Условие задачи: Пожалуйста, продублируйте без изменений фрагмент исходного текста, который открывается словами, содержащими «На железнодорожном вокзале», и завершается словами «которого вздрагивали все.».

Исходный текст:
◇ ◇ ◇ ◇ ◇ ◇ ◇

В Агдам, тогда еще населенный азербайджанцами, я приехал спустя пять дней - неделю после того, как известие о страшной трагедии произошедшей в Карабахе 25-26 февраля 92 года дошло до Баку, осело в нашем массовом, наивном в те годы сознании. В начале  марта в Агдаме было холодно,  на земле, даже на асфальте мокрая грязь и не растаявший снег. Электричество по ночам не включали потому, чтобы по огням не били установленные на холмах, окружающих город с трех сторон,  армянские «грады».

На железнодорожном вокзале в вагонах размещался первый полевой госпиталь азербайджанской армии. Обычные плацкартные вагоны, даже не приспособленные для содержания в них раненных, были забиты ходжалинцами, спасшимися от расстрела. В основном это были женщины – с почерневшими, каменными лицами, распухшими от холода и камней перевязанными ногами. К ним боялись подойти, заговорить, на лицах этих людей было написано все, что с ними было сотворено. Они даже не плакали – просто смотрели в пустоту.  Иногда в вагоне, когда туда вводили новую партию женщин, вызволенных из плена,  раздавался страшный, протяжный отчаянный крик, от которого вздрагивали все.

◇ ◇ ◇ ◇ ◇ ◇ ◇

Предоставленные записи:
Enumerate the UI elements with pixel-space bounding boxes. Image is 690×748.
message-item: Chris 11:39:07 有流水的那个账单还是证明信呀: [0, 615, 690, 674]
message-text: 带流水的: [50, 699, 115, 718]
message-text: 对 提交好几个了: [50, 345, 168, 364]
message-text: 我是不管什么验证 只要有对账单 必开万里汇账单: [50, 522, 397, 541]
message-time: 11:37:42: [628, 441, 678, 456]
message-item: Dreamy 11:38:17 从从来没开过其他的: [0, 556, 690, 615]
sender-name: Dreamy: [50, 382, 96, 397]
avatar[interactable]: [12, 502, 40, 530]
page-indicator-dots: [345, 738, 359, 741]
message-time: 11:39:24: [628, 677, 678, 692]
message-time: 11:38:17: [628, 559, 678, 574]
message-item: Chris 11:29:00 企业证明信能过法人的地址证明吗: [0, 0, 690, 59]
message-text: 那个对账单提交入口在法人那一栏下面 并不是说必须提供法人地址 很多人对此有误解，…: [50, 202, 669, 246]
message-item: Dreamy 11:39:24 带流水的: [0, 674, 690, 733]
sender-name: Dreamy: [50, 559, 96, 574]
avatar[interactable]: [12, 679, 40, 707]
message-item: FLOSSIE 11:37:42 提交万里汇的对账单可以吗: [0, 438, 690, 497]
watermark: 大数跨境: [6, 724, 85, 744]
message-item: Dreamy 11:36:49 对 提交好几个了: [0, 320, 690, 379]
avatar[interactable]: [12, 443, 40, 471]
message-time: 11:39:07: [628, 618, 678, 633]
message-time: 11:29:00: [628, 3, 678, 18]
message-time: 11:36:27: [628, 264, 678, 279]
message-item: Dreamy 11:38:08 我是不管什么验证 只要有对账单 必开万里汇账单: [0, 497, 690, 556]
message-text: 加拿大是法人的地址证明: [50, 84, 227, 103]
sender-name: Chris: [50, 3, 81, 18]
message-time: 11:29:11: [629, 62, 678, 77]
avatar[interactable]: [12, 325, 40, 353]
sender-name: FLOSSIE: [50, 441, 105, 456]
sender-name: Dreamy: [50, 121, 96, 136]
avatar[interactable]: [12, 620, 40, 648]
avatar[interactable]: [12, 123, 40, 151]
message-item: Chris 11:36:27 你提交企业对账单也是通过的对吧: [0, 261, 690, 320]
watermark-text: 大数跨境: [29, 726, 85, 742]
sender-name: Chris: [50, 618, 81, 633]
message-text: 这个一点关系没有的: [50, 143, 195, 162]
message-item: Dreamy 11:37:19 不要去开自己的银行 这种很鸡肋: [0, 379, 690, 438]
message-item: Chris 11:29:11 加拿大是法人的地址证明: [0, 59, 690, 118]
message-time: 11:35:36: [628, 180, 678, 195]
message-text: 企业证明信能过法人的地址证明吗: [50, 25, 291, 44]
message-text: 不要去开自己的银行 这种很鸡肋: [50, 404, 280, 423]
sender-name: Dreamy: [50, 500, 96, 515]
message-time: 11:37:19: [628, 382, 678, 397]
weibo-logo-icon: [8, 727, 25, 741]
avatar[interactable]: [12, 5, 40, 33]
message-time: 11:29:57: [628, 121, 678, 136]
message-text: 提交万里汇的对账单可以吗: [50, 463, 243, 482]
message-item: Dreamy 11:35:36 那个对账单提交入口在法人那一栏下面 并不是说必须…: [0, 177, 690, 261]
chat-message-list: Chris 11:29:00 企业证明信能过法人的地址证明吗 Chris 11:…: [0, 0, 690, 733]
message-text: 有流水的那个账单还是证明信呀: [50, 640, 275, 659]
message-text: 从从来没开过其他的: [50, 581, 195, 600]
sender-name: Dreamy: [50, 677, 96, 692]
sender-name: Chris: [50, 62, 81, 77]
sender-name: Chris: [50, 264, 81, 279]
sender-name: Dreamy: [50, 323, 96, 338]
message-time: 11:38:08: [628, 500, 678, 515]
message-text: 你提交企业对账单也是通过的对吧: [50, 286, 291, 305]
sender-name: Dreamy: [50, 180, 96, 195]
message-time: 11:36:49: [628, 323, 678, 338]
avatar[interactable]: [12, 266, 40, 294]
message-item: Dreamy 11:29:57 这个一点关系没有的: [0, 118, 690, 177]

◇ ◇ ◇ ◇ ◇ ◇ ◇

Решение задания:
На железнодорожном вокзале в вагонах размещался первый полевой госпиталь азербайджанской армии. Обычные плацкартные вагоны, даже не приспособленные для содержания в них раненных, были забиты ходжалинцами, спасшимися от расстрела. В основном это были женщины – с почерневшими, каменными лицами, распухшими от холода и камней перевязанными ногами. К ним боялись подойти, заговорить, на лицах этих людей было написано все, что с ними было сотворено. Они даже не плакали – просто смотрели в пустоту.  Иногда в вагоне, когда туда вводили новую партию женщин, вызволенных из плена,  раздавался страшный, протяжный отчаянный крик, от которого вздрагивали все.